Gather from the listing below each line that includes the word "비행하게", and copy it.
** START OF Material to process **
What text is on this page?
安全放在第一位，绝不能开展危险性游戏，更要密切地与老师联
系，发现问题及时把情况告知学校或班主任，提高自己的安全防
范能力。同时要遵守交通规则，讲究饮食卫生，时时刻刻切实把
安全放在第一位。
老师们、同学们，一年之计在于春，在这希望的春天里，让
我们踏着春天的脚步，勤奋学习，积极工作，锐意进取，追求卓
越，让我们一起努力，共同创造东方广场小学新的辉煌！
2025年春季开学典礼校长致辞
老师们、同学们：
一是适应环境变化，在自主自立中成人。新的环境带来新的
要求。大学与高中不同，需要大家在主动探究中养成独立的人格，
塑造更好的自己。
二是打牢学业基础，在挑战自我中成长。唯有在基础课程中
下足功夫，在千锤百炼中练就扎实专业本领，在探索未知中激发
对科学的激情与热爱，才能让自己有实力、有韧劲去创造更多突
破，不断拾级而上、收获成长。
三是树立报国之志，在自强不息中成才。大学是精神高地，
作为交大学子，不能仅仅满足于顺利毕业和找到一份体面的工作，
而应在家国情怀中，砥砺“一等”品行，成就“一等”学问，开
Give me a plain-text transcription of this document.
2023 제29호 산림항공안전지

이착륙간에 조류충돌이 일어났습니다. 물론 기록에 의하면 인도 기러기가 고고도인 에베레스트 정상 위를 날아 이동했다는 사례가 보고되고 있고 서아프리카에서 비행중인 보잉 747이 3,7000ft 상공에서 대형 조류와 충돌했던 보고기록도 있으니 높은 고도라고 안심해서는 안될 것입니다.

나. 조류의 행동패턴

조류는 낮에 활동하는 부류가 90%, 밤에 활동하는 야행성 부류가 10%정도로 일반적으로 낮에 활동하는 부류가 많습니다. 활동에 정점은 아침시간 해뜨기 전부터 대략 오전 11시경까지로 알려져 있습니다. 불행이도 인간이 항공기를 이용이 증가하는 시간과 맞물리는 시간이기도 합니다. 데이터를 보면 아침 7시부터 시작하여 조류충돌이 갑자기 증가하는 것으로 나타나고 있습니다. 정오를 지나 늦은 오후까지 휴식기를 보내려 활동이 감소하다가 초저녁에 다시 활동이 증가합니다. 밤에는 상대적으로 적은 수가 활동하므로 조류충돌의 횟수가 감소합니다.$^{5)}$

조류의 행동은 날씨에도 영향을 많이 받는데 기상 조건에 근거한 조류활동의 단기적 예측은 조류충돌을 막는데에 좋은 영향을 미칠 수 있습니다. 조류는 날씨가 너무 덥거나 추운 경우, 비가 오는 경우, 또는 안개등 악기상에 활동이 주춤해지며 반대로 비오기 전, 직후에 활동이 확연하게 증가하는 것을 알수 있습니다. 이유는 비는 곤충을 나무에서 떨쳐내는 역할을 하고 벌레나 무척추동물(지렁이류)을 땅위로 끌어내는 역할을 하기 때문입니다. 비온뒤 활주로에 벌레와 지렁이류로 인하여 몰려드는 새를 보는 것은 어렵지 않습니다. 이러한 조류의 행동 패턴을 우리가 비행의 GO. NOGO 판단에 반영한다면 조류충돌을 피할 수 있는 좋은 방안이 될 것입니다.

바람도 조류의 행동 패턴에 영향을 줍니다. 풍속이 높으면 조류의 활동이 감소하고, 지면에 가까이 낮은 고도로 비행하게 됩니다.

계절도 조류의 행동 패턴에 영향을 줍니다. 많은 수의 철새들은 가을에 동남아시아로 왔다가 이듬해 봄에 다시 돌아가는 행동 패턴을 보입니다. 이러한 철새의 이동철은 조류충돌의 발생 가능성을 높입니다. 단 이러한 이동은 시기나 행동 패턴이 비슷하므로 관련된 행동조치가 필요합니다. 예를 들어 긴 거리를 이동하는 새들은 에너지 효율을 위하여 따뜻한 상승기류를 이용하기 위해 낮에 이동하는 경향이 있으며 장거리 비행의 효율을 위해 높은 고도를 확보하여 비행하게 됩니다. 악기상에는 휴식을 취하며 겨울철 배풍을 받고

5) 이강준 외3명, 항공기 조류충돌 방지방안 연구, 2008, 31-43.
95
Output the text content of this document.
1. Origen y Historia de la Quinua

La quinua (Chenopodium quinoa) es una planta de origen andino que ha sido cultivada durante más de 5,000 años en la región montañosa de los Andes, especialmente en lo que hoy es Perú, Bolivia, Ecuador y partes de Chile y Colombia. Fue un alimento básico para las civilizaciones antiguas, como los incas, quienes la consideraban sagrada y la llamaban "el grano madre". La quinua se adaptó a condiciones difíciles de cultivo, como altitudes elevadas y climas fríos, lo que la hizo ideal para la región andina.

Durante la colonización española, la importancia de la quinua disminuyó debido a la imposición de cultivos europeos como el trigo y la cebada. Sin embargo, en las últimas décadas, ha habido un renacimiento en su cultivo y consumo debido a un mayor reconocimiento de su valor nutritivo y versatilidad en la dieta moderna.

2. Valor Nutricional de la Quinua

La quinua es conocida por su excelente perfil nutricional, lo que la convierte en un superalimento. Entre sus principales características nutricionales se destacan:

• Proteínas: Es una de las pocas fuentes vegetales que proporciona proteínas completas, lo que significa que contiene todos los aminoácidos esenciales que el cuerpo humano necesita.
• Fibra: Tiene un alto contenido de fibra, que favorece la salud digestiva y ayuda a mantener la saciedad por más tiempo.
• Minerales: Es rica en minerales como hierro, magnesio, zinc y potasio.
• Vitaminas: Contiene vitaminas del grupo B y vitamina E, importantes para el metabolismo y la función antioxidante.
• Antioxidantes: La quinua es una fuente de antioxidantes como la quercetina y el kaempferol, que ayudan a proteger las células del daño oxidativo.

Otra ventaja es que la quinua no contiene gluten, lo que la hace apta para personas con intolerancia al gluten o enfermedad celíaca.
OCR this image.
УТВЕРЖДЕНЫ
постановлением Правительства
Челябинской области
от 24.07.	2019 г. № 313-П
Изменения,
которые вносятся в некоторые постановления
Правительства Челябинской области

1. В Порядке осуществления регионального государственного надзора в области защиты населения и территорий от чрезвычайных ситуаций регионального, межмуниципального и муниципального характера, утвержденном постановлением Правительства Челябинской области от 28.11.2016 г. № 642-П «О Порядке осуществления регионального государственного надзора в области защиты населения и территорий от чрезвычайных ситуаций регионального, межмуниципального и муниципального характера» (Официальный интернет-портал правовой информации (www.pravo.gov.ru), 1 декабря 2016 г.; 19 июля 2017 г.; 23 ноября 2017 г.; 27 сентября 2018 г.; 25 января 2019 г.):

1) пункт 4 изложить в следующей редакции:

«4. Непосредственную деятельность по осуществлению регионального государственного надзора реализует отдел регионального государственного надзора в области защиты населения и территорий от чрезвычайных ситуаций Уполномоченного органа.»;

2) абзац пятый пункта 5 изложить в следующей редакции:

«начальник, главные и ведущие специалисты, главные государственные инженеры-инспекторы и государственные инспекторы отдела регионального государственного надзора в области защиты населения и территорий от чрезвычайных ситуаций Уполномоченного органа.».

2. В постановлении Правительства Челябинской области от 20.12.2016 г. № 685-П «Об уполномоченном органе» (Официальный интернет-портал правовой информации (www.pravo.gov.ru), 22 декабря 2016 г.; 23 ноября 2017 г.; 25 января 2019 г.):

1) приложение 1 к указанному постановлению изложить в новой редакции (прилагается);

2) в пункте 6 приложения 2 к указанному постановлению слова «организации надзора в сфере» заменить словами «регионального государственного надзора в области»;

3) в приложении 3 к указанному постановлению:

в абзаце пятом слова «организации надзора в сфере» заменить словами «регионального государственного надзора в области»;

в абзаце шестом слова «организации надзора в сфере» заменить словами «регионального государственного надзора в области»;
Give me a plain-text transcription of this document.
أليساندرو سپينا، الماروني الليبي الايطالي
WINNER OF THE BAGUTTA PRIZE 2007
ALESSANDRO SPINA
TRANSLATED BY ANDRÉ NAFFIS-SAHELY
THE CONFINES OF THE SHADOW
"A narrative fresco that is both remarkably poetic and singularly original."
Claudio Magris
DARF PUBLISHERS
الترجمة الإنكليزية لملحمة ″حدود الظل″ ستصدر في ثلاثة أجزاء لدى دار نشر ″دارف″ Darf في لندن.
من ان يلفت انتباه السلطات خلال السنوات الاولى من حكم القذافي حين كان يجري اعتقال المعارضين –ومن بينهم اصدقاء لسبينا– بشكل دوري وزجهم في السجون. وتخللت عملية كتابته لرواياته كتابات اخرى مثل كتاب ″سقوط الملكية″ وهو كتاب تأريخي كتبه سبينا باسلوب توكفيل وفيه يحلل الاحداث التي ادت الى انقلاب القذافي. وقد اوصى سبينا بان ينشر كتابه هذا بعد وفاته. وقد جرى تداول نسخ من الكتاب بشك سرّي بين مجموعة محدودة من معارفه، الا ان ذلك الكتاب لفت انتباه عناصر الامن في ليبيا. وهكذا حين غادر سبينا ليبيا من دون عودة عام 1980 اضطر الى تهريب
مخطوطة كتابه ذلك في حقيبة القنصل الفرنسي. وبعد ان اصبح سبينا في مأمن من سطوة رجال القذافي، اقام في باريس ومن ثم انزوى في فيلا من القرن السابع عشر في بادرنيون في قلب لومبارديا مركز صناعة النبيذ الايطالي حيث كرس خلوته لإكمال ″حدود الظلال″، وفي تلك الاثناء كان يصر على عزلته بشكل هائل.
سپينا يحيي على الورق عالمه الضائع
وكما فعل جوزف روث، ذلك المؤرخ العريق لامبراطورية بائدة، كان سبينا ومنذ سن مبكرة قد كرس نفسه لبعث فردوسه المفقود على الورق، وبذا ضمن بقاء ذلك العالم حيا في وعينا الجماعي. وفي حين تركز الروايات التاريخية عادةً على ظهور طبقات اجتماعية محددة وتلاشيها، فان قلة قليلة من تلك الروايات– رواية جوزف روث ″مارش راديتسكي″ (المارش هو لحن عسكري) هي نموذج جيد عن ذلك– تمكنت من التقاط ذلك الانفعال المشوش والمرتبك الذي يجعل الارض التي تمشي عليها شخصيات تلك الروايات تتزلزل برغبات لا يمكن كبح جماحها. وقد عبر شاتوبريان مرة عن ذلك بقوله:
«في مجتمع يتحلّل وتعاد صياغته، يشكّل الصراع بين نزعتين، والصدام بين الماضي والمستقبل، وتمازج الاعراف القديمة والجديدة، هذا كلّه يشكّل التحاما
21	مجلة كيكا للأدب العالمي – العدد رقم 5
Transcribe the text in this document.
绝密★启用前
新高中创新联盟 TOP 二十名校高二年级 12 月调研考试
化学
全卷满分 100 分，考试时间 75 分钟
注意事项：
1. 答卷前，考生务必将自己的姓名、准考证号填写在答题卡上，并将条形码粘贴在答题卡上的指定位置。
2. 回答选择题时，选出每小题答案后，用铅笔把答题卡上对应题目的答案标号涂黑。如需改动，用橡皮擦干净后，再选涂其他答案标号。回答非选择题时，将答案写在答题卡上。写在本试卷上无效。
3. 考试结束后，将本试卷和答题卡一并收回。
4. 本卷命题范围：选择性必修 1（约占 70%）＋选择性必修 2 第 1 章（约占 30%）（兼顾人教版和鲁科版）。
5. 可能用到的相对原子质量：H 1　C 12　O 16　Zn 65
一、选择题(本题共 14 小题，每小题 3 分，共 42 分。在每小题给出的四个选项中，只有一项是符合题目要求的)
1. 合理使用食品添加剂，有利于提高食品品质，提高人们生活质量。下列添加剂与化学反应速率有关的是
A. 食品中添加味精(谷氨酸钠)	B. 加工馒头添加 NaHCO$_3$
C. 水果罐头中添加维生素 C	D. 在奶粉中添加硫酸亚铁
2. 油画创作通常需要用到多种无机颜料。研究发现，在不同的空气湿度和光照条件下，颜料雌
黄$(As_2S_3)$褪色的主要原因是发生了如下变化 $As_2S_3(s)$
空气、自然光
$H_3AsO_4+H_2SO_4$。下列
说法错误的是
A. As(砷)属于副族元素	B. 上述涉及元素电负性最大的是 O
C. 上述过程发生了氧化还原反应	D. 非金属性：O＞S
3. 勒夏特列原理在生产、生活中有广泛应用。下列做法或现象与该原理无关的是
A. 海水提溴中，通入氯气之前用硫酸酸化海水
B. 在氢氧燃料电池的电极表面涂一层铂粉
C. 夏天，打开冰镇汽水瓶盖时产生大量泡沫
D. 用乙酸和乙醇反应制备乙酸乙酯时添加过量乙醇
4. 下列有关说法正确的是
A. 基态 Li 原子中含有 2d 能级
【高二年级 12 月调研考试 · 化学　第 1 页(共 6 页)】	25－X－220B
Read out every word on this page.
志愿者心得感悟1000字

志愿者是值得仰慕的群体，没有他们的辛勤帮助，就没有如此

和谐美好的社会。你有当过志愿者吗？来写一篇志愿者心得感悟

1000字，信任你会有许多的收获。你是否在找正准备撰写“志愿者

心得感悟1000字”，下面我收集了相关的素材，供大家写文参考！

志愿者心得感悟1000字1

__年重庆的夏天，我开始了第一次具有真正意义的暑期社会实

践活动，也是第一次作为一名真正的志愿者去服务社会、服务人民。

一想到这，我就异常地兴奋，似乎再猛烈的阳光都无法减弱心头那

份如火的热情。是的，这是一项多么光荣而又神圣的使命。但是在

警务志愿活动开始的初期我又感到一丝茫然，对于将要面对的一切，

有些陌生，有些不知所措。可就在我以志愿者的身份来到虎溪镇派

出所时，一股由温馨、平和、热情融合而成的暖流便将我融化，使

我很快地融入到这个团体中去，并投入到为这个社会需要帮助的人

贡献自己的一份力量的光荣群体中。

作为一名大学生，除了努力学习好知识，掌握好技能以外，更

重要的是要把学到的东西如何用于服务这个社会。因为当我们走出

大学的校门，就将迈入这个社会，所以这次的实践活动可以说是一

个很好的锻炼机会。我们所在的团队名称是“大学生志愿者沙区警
** END OF Material to process **
▸ Problem solution
바람도 조류의 행동 패턴에 영향을 줍니다. 풍속이 높으면 조류의 활동이 감소하고, 지면에 가까이 낮은 고도로 비행하게 됩니다.
계절도 조류의 행동 패턴에 영향을 줍니다. 많은 수의 철새들은 가을에 동남아시아로 왔다가 이듬해 봄에 다시 돌아가는 행동 패턴을 보입니다. 이러한 철새의 이동철은 조류충돌의 발생 가능성을 높입니다. 단 이러한 이동은 시기나 행동 패턴이 비슷하므로 관련된 행동조치가 필요합니다. 예를 들어 긴 거리를 이동하는 새들은 에너지 효율을 위하여 따뜻한 상승기류를 이용하기 위해 낮에 이동하는 경향이 있으며 장거리 비행의 효율을 위해 높은 고도를 확보하여 비행하게 됩니다. 악기상에는 휴식을 취하며 겨울철 배풍을 받고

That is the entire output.